Task - Among the entries below, find the lines with "Ours" and copy them.

+++ Rows

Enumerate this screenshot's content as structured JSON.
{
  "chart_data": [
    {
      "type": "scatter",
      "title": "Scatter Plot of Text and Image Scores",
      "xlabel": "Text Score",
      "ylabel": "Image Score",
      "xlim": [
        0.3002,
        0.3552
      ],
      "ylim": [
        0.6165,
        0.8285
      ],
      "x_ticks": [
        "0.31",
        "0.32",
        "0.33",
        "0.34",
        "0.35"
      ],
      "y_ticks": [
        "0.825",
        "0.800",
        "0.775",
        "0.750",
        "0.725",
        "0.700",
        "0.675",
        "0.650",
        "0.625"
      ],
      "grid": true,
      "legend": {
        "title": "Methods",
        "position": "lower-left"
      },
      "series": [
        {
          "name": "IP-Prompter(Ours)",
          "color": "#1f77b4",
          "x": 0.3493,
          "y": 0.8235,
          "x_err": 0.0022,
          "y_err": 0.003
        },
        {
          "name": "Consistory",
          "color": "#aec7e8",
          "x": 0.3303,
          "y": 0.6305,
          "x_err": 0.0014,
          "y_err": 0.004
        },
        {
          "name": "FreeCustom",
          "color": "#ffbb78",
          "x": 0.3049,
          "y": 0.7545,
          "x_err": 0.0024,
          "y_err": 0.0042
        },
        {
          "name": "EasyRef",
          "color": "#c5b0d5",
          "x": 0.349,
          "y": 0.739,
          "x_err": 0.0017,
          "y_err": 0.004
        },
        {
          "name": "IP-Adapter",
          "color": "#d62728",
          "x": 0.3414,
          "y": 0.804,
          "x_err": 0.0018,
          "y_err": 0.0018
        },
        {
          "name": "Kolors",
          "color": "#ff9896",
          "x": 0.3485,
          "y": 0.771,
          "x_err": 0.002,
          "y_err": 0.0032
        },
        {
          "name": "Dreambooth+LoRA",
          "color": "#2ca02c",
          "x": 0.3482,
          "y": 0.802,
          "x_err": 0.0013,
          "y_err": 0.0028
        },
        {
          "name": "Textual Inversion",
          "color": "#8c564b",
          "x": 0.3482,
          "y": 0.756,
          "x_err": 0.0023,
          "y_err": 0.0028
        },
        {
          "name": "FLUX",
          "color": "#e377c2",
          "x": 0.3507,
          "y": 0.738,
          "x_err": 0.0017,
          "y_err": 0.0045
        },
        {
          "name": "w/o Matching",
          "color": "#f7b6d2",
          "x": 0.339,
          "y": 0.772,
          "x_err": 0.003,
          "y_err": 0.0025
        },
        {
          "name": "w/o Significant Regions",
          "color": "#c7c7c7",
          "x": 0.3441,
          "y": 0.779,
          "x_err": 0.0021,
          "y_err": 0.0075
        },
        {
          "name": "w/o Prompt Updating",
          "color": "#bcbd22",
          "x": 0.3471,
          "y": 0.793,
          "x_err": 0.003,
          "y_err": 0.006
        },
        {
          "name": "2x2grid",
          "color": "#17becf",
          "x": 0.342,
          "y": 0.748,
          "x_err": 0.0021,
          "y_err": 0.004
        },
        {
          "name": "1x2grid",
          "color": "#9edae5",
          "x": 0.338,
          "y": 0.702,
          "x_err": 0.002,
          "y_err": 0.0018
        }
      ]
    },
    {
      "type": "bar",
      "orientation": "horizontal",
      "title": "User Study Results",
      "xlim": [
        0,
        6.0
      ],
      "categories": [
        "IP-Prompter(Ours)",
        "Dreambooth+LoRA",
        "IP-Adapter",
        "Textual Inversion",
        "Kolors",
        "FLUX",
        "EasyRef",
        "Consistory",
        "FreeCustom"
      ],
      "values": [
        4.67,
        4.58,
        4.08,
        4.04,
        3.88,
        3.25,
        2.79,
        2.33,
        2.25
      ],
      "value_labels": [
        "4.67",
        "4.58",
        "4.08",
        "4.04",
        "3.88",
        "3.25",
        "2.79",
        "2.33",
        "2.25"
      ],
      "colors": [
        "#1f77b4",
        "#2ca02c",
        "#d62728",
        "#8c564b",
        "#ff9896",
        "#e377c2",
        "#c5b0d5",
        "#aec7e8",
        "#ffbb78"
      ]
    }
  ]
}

++++++

Task result -
          "name": "IP-Prompter(Ours)",
        "IP-Prompter(Ours)",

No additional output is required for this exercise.